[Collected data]
● ● ● ●

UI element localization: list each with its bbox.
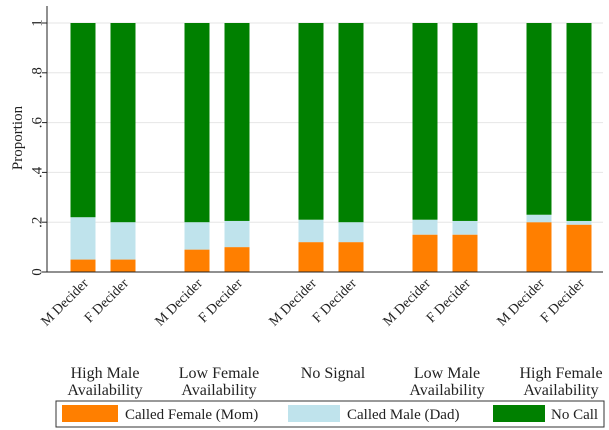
bar-segment-no-call [338, 23, 364, 223]
bar-segment-called-female [298, 242, 324, 272]
bar-segment-no-call [452, 23, 478, 221]
bar-label: M Decider [153, 276, 206, 329]
bar-segment-called-male [452, 220, 478, 235]
legend-swatch [62, 405, 118, 422]
bar-segment-called-male [184, 222, 210, 250]
group-label: Low Male [414, 365, 480, 382]
bar-segment-called-female [526, 222, 552, 272]
bar-label: F Decider [538, 276, 588, 326]
y-tick-label: .8 [29, 67, 45, 78]
bar-label: M Decider [39, 276, 92, 329]
bar-label: F Decider [82, 276, 132, 326]
y-tick-label: 0 [29, 268, 45, 276]
group-label: High Male [71, 365, 140, 382]
bar-segment-called-female [184, 249, 210, 272]
bar-segment-called-male [298, 219, 324, 243]
group-label: Availability [409, 382, 484, 399]
bar-segment-called-male [110, 222, 136, 260]
bar-segment-called-female [566, 224, 592, 272]
bar-label: F Decider [310, 276, 360, 326]
bar-segment-called-female [338, 242, 364, 272]
legend-label: Called Male (Dad) [347, 407, 459, 423]
bar-segment-no-call [298, 23, 324, 220]
y-tick-label: 1 [29, 19, 45, 27]
group-label: Availability [523, 382, 598, 399]
bar-segment-no-call [184, 23, 210, 223]
bar-segment-called-male [526, 214, 552, 223]
bar-segment-no-call [412, 23, 438, 220]
y-tick-label: .4 [29, 166, 45, 178]
bar-segment-called-male [224, 220, 250, 248]
bar-label: M Decider [381, 276, 434, 329]
group-label: Availability [67, 382, 142, 399]
bar-segment-called-female [70, 259, 96, 272]
bar-segment-no-call [224, 23, 250, 221]
group-label: High Female [519, 365, 602, 382]
legend-label: Called Female (Mom) [125, 407, 258, 423]
legend-label: No Call [551, 407, 598, 423]
y-axis: 0 .2 .4 .6 .8 1 [29, 6, 48, 276]
bar-segment-called-male [412, 219, 438, 235]
y-tick-label: .2 [29, 217, 45, 228]
group-label: Availability [181, 382, 256, 399]
bar-layer [70, 23, 592, 272]
bar-segment-called-female [452, 234, 478, 272]
y-axis-label: Proportion [10, 105, 26, 170]
bar-segment-called-female [224, 247, 250, 272]
grid-lines [47, 22, 603, 223]
group-label: No Signal [301, 365, 366, 382]
y-tick-label: .6 [29, 116, 45, 128]
bar-label: M Decider [495, 276, 548, 329]
legend-swatch [493, 405, 545, 422]
bar-segment-no-call [526, 23, 552, 215]
bar-segment-called-female [110, 259, 136, 272]
bar-segment-called-male [566, 220, 592, 225]
bar-segment-no-call [110, 23, 136, 223]
bar-label: M Decider [267, 276, 320, 329]
bar-segment-called-male [70, 217, 96, 260]
legend-swatch [288, 405, 340, 422]
bar-segment-called-male [338, 222, 364, 243]
legend: Called Female (Mom) Called Male (Dad) No C… [55, 400, 605, 428]
bar-label: F Decider [424, 276, 474, 326]
plot-area [47, 6, 603, 272]
bar-segment-no-call [70, 23, 96, 218]
group-label: Low Female [179, 365, 259, 382]
bar-segment-no-call [566, 23, 592, 221]
bar-label: F Decider [196, 276, 246, 326]
bar-segment-called-female [412, 234, 438, 272]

● ● ● ●

▸ **WHAT THE EXERCISE ASKS**: Copy every line of the items above without any changes, leaving out the pictures.

▸ **RESPONSE TO THE TASK**:
UI element localization: list each with its bbox.
bar-segment-no-call [338, 23, 364, 223]
bar-segment-called-female [298, 242, 324, 272]
bar-segment-no-call [452, 23, 478, 221]
bar-label: M Decider [153, 276, 206, 329]
bar-segment-called-male [452, 220, 478, 235]
legend-swatch [62, 405, 118, 422]
bar-segment-called-male [184, 222, 210, 250]
group-label: Low Male [414, 365, 480, 382]
bar-segment-called-female [526, 222, 552, 272]
bar-label: F Decider [538, 276, 588, 326]
y-tick-label: .8 [29, 67, 45, 78]
bar-label: M Decider [39, 276, 92, 329]
bar-label: F Decider [82, 276, 132, 326]
y-tick-label: 0 [29, 268, 45, 276]
group-label: High Male [71, 365, 140, 382]
bar-segment-called-female [184, 249, 210, 272]
bar-segment-called-male [298, 219, 324, 243]
group-label: Availability [409, 382, 484, 399]
bar-segment-called-male [110, 222, 136, 260]
bar-segment-called-female [566, 224, 592, 272]
bar-label: F Decider [310, 276, 360, 326]
bar-segment-called-female [338, 242, 364, 272]
legend-label: Called Male (Dad) [347, 407, 459, 423]
bar-segment-no-call [298, 23, 324, 220]
y-tick-label: 1 [29, 19, 45, 27]
group-label: Availability [523, 382, 598, 399]
bar-segment-no-call [184, 23, 210, 223]
bar-segment-called-male [526, 214, 552, 223]
bar-segment-no-call [412, 23, 438, 220]
y-tick-label: .4 [29, 166, 45, 178]
bar-segment-called-male [224, 220, 250, 248]
bar-label: M Decider [381, 276, 434, 329]
group-label: Availability [67, 382, 142, 399]
bar-segment-called-female [70, 259, 96, 272]
bar-segment-no-call [224, 23, 250, 221]
group-label: High Female [519, 365, 602, 382]
legend-label: Called Female (Mom) [125, 407, 258, 423]
legend-label: No Call [551, 407, 598, 423]
y-axis: 0 .2 .4 .6 .8 1 [29, 6, 48, 276]
bar-segment-called-male [412, 219, 438, 235]
y-tick-label: .2 [29, 217, 45, 228]
group-label: Availability [181, 382, 256, 399]
bar-layer [70, 23, 592, 272]
bar-segment-called-female [452, 234, 478, 272]
y-axis-label: Proportion [10, 105, 26, 170]
bar-segment-called-female [224, 247, 250, 272]
grid-lines [47, 22, 603, 223]
group-label: No Signal [301, 365, 366, 382]
y-tick-label: .6 [29, 116, 45, 128]
bar-label: M Decider [495, 276, 548, 329]
legend-swatch [493, 405, 545, 422]
bar-segment-no-call [526, 23, 552, 215]
bar-segment-called-female [110, 259, 136, 272]
bar-segment-called-male [566, 220, 592, 225]
bar-segment-no-call [110, 23, 136, 223]
bar-label: M Decider [267, 276, 320, 329]
bar-segment-called-male [70, 217, 96, 260]
legend-swatch [288, 405, 340, 422]
bar-segment-called-male [338, 222, 364, 243]
legend: Called Female (Mom) Called Male (Dad) No C… [55, 400, 605, 428]
bar-label: F Decider [424, 276, 474, 326]
plot-area [47, 6, 603, 272]
bar-segment-no-call [70, 23, 96, 218]
group-label: Low Female [179, 365, 259, 382]
bar-segment-no-call [566, 23, 592, 221]
bar-label: F Decider [196, 276, 246, 326]
bar-segment-called-female [412, 234, 438, 272]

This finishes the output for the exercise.